— begin —
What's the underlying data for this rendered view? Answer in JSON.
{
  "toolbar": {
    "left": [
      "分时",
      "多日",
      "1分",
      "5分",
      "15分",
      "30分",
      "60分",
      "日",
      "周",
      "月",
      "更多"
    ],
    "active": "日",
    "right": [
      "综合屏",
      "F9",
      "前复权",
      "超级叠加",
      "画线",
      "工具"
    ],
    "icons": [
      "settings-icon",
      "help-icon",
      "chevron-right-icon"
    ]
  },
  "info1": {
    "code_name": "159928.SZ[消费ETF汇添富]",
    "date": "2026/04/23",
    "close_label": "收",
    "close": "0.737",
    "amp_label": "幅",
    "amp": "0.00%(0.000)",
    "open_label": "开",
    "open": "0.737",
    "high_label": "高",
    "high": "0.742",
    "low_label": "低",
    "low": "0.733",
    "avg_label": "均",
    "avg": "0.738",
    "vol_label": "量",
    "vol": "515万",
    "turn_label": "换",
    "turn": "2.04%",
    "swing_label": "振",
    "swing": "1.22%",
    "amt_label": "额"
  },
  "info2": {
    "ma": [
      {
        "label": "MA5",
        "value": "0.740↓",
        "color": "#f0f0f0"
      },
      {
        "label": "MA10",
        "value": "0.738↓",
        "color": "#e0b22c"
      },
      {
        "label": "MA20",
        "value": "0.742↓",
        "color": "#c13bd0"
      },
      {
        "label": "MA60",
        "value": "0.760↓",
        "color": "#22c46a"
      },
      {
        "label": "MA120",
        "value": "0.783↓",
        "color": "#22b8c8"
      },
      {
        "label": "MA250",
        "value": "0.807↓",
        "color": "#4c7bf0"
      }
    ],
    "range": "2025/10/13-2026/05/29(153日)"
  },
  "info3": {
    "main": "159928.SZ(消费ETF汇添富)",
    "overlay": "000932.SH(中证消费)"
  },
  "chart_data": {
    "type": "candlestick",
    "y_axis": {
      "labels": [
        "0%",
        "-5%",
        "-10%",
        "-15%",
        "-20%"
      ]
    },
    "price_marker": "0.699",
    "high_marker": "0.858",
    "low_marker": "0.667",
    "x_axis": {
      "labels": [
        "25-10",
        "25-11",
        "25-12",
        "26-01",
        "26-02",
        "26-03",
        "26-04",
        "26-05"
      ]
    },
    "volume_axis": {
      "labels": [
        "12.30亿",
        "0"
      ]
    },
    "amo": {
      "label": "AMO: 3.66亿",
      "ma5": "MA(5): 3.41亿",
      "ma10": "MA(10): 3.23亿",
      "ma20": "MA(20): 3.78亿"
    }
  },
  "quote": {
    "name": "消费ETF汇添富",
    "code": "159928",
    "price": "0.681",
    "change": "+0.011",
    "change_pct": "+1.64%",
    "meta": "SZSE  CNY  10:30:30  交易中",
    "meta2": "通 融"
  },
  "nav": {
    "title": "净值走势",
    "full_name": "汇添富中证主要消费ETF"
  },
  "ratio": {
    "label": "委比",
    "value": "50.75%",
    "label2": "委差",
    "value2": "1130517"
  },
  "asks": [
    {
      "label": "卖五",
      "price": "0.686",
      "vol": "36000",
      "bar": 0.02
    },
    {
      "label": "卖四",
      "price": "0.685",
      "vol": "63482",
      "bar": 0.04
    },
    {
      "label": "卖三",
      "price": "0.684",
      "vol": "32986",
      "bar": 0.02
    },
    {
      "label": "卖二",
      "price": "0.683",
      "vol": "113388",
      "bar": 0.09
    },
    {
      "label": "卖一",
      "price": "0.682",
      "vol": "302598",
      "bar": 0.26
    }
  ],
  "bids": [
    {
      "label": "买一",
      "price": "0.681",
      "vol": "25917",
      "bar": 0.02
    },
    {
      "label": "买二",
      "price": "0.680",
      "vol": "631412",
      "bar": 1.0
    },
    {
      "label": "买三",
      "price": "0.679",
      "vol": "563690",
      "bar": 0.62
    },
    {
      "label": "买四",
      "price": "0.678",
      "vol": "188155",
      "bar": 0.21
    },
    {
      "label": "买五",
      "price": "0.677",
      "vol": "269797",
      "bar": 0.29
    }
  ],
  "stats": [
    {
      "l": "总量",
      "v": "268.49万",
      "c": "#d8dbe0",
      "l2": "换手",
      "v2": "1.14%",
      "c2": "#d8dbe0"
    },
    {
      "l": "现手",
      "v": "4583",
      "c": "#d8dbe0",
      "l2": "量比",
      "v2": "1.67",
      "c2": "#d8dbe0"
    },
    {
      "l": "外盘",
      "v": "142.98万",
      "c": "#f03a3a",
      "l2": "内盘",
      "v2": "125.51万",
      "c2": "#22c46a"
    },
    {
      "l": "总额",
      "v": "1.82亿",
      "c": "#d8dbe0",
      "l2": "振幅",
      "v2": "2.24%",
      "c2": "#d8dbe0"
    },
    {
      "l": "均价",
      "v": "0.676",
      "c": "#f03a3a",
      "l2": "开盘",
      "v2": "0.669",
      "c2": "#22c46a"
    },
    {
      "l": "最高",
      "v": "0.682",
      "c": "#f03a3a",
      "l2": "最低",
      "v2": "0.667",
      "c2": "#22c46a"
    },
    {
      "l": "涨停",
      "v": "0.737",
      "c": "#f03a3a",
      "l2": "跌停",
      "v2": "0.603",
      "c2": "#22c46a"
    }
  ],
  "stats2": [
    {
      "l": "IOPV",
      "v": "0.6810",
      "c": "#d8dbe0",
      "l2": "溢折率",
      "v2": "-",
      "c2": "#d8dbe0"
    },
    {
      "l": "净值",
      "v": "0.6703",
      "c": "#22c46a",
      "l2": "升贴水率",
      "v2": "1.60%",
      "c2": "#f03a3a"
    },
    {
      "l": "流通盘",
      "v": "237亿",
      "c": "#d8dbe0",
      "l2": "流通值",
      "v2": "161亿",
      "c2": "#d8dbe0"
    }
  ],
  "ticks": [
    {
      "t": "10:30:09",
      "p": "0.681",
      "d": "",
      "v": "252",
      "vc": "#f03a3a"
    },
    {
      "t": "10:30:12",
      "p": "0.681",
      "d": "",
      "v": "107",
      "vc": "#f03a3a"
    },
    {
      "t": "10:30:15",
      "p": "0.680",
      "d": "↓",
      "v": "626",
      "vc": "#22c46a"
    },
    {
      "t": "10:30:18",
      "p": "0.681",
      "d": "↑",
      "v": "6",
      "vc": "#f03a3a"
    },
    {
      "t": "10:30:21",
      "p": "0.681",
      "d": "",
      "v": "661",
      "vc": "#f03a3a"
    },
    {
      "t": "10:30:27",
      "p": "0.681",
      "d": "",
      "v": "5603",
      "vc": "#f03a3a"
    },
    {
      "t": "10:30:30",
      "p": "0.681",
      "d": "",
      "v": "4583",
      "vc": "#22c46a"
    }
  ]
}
— end —
• [Given exercise]:
Go through the material above line by line and copy it exactly.

• [Answer]:
What's the underlying data for this rendered view? Answer in JSON.
{
  "toolbar": {
    "left": [
      "分时",
      "多日",
      "1分",
      "5分",
      "15分",
      "30分",
      "60分",
      "日",
      "周",
      "月",
      "更多"
    ],
    "active": "日",
    "right": [
      "综合屏",
      "F9",
      "前复权",
      "超级叠加",
      "画线",
      "工具"
    ],
    "icons": [
      "settings-icon",
      "help-icon",
      "chevron-right-icon"
    ]
  },
  "info1": {
    "code_name": "159928.SZ[消费ETF汇添富]",
    "date": "2026/04/23",
    "close_label": "收",
    "close": "0.737",
    "amp_label": "幅",
    "amp": "0.00%(0.000)",
    "open_label": "开",
    "open": "0.737",
    "high_label": "高",
    "high": "0.742",
    "low_label": "低",
    "low": "0.733",
    "avg_label": "均",
    "avg": "0.738",
    "vol_label": "量",
    "vol": "515万",
    "turn_label": "换",
    "turn": "2.04%",
    "swing_label": "振",
    "swing": "1.22%",
    "amt_label": "额"
  },
  "info2": {
    "ma": [
      {
        "label": "MA5",
        "value": "0.740↓",
        "color": "#f0f0f0"
      },
      {
        "label": "MA10",
        "value": "0.738↓",
        "color": "#e0b22c"
      },
      {
        "label": "MA20",
        "value": "0.742↓",
        "color": "#c13bd0"
      },
      {
        "label": "MA60",
        "value": "0.760↓",
        "color": "#22c46a"
      },
      {
        "label": "MA120",
        "value": "0.783↓",
        "color": "#22b8c8"
      },
      {
        "label": "MA250",
        "value": "0.807↓",
        "color": "#4c7bf0"
      }
    ],
    "range": "2025/10/13-2026/05/29(153日)"
  },
  "info3": {
    "main": "159928.SZ(消费ETF汇添富)",
    "overlay": "000932.SH(中证消费)"
  },
  "chart_data": {
    "type": "candlestick",
    "y_axis": {
      "labels": [
        "0%",
        "-5%",
        "-10%",
        "-15%",
        "-20%"
      ]
    },
    "price_marker": "0.699",
    "high_marker": "0.858",
    "low_marker": "0.667",
    "x_axis": {
      "labels": [
        "25-10",
        "25-11",
        "25-12",
        "26-01",
        "26-02",
        "26-03",
        "26-04",
        "26-05"
      ]
    },
    "volume_axis": {
      "labels": [
        "12.30亿",
        "0"
      ]
    },
    "amo": {
      "label": "AMO: 3.66亿",
      "ma5": "MA(5): 3.41亿",
      "ma10": "MA(10): 3.23亿",
      "ma20": "MA(20): 3.78亿"
    }
  },
  "quote": {
    "name": "消费ETF汇添富",
    "code": "159928",
    "price": "0.681",
    "change": "+0.011",
    "change_pct": "+1.64%",
    "meta": "SZSE  CNY  10:30:30  交易中",
    "meta2": "通 融"
  },
  "nav": {
    "title": "净值走势",
    "full_name": "汇添富中证主要消费ETF"
  },
  "ratio": {
    "label": "委比",
    "value": "50.75%",
    "label2": "委差",
    "value2": "1130517"
  },
  "asks": [
    {
      "label": "卖五",
      "price": "0.686",
      "vol": "36000",
      "bar": 0.02
    },
    {
      "label": "卖四",
      "price": "0.685",
      "vol": "63482",
      "bar": 0.04
    },
    {
      "label": "卖三",
      "price": "0.684",
      "vol": "32986",
      "bar": 0.02
    },
    {
      "label": "卖二",
      "price": "0.683",
      "vol": "113388",
      "bar": 0.09
    },
    {
      "label": "卖一",
      "price": "0.682",
      "vol": "302598",
      "bar": 0.26
    }
  ],
  "bids": [
    {
      "label": "买一",
      "price": "0.681",
      "vol": "25917",
      "bar": 0.02
    },
    {
      "label": "买二",
      "price": "0.680",
      "vol": "631412",
      "bar": 1.0
    },
    {
      "label": "买三",
      "price": "0.679",
      "vol": "563690",
      "bar": 0.62
    },
    {
      "label": "买四",
      "price": "0.678",
      "vol": "188155",
      "bar": 0.21
    },
    {
      "label": "买五",
      "price": "0.677",
      "vol": "269797",
      "bar": 0.29
    }
  ],
  "stats": [
    {
      "l": "总量",
      "v": "268.49万",
      "c": "#d8dbe0",
      "l2": "换手",
      "v2": "1.14%",
      "c2": "#d8dbe0"
    },
    {
      "l": "现手",
      "v": "4583",
      "c": "#d8dbe0",
      "l2": "量比",
      "v2": "1.67",
      "c2": "#d8dbe0"
    },
    {
      "l": "外盘",
      "v": "142.98万",
      "c": "#f03a3a",
      "l2": "内盘",
      "v2": "125.51万",
      "c2": "#22c46a"
    },
    {
      "l": "总额",
      "v": "1.82亿",
      "c": "#d8dbe0",
      "l2": "振幅",
      "v2": "2.24%",
      "c2": "#d8dbe0"
    },
    {
      "l": "均价",
      "v": "0.676",
      "c": "#f03a3a",
      "l2": "开盘",
      "v2": "0.669",
      "c2": "#22c46a"
    },
    {
      "l": "最高",
      "v": "0.682",
      "c": "#f03a3a",
      "l2": "最低",
      "v2": "0.667",
      "c2": "#22c46a"
    },
    {
      "l": "涨停",
      "v": "0.737",
      "c": "#f03a3a",
      "l2": "跌停",
      "v2": "0.603",
      "c2": "#22c46a"
    }
  ],
  "stats2": [
    {
      "l": "IOPV",
      "v": "0.6810",
      "c": "#d8dbe0",
      "l2": "溢折率",
      "v2": "-",
      "c2": "#d8dbe0"
    },
    {
      "l": "净值",
      "v": "0.6703",
      "c": "#22c46a",
      "l2": "升贴水率",
      "v2": "1.60%",
      "c2": "#f03a3a"
    },
    {
      "l": "流通盘",
      "v": "237亿",
      "c": "#d8dbe0",
      "l2": "流通值",
      "v2": "161亿",
      "c2": "#d8dbe0"
    }
  ],
  "ticks": [
    {
      "t": "10:30:09",
      "p": "0.681",
      "d": "",
      "v": "252",
      "vc": "#f03a3a"
    },
    {
      "t": "10:30:12",
      "p": "0.681",
      "d": "",
      "v": "107",
      "vc": "#f03a3a"
    },
    {
      "t": "10:30:15",
      "p": "0.680",
      "d": "↓",
      "v": "626",
      "vc": "#22c46a"
    },
    {
      "t": "10:30:18",
      "p": "0.681",
      "d": "↑",
      "v": "6",
      "vc": "#f03a3a"
    },
    {
      "t": "10:30:21",
      "p": "0.681",
      "d": "",
      "v": "661",
      "vc": "#f03a3a"
    },
    {
      "t": "10:30:27",
      "p": "0.681",
      "d": "",
      "v": "5603",
      "vc": "#f03a3a"
    },
    {
      "t": "10:30:30",
      "p": "0.681",
      "d": "",
      "v": "4583",
      "vc": "#22c46a"
    }
  ]
}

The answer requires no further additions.